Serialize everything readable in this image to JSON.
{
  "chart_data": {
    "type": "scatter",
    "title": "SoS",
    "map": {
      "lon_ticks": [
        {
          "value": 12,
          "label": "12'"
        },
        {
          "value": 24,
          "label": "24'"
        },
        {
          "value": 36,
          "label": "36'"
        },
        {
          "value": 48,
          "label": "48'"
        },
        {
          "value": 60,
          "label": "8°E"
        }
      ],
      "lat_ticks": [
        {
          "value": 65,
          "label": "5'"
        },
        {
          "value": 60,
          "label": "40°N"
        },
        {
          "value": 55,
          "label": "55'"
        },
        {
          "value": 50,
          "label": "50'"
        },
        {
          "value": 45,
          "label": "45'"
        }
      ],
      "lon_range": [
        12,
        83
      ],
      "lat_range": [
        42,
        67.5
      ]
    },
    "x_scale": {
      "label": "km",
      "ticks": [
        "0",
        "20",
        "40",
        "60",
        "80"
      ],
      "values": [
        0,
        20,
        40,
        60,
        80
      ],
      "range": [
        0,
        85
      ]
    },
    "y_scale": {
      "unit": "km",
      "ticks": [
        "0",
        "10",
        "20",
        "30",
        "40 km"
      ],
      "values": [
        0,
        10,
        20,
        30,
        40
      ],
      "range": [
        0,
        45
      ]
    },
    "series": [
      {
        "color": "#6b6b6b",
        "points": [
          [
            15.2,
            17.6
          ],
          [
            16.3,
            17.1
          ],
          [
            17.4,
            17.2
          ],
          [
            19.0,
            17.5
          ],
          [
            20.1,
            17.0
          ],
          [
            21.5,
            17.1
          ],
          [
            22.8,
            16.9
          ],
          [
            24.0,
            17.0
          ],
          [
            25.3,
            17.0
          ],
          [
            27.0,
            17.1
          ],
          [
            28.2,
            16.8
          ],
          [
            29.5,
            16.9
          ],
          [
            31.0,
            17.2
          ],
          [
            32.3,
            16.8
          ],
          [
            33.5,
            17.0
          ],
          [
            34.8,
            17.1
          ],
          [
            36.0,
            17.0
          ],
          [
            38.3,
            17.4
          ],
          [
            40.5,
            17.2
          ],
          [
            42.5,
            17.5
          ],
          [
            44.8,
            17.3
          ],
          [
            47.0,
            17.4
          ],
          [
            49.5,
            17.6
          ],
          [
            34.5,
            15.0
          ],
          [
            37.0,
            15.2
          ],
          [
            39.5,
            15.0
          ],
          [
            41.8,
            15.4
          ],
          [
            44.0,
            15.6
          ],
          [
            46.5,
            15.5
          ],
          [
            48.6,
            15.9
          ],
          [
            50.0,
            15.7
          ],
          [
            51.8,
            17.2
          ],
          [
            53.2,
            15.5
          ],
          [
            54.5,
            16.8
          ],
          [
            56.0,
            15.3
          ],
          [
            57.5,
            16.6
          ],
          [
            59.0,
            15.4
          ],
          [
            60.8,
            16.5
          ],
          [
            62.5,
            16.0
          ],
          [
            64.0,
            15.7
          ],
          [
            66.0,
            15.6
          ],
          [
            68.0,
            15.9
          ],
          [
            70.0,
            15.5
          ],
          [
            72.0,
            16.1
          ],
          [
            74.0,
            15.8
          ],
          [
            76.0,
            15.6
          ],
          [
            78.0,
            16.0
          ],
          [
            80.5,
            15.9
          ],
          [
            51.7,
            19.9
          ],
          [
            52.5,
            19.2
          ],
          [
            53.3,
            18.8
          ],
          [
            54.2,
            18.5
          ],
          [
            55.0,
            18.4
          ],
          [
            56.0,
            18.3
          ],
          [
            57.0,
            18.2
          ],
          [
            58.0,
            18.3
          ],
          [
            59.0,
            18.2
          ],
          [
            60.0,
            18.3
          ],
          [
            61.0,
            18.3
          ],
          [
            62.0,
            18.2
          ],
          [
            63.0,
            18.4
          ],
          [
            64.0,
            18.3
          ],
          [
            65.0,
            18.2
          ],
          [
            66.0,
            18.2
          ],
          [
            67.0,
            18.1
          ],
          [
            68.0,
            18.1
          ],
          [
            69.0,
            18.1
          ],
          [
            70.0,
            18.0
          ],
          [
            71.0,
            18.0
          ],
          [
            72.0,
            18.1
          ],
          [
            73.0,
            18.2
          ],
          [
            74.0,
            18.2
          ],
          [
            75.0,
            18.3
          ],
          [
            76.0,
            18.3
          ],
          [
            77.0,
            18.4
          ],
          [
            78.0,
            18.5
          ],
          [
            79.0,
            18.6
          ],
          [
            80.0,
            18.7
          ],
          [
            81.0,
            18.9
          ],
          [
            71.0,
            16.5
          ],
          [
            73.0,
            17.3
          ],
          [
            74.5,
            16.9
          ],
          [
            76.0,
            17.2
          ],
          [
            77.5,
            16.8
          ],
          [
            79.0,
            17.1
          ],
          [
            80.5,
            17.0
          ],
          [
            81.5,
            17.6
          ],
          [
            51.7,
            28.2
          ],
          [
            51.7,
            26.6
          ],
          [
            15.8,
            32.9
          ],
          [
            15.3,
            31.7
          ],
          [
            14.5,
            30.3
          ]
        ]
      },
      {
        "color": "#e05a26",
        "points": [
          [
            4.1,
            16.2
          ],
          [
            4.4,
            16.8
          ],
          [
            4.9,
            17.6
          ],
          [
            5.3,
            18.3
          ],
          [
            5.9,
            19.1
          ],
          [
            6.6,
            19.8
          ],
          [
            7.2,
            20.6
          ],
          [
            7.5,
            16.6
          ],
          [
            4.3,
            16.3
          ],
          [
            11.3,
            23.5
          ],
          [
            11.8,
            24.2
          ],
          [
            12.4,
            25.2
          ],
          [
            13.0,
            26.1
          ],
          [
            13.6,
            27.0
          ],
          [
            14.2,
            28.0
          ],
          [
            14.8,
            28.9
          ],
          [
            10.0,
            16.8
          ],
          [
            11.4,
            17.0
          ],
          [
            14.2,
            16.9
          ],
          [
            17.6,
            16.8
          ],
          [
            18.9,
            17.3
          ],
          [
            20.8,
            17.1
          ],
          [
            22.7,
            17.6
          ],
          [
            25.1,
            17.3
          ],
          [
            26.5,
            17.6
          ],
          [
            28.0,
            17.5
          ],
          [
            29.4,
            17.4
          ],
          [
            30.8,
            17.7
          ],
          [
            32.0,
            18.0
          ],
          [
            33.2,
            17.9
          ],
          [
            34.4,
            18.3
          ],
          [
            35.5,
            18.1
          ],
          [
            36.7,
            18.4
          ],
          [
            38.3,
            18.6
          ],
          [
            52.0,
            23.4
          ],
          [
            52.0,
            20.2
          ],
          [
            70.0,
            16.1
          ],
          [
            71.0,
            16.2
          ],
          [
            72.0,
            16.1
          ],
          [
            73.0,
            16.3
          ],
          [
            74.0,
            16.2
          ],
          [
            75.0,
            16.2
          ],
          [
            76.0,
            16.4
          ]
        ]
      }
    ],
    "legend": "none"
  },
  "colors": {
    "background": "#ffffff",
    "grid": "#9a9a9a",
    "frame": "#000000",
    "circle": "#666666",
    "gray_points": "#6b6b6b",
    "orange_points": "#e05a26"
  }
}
* * *
Stated problem
Go through the records and pull out each line that includes the word "label".

Final result
          "label": "12'"
          "label": "24'"
          "label": "36'"
          "label": "48'"
          "label": "8°E"
          "label": "5'"
          "label": "40°N"
          "label": "55'"
          "label": "50'"
          "label": "45'"
      "label": "km",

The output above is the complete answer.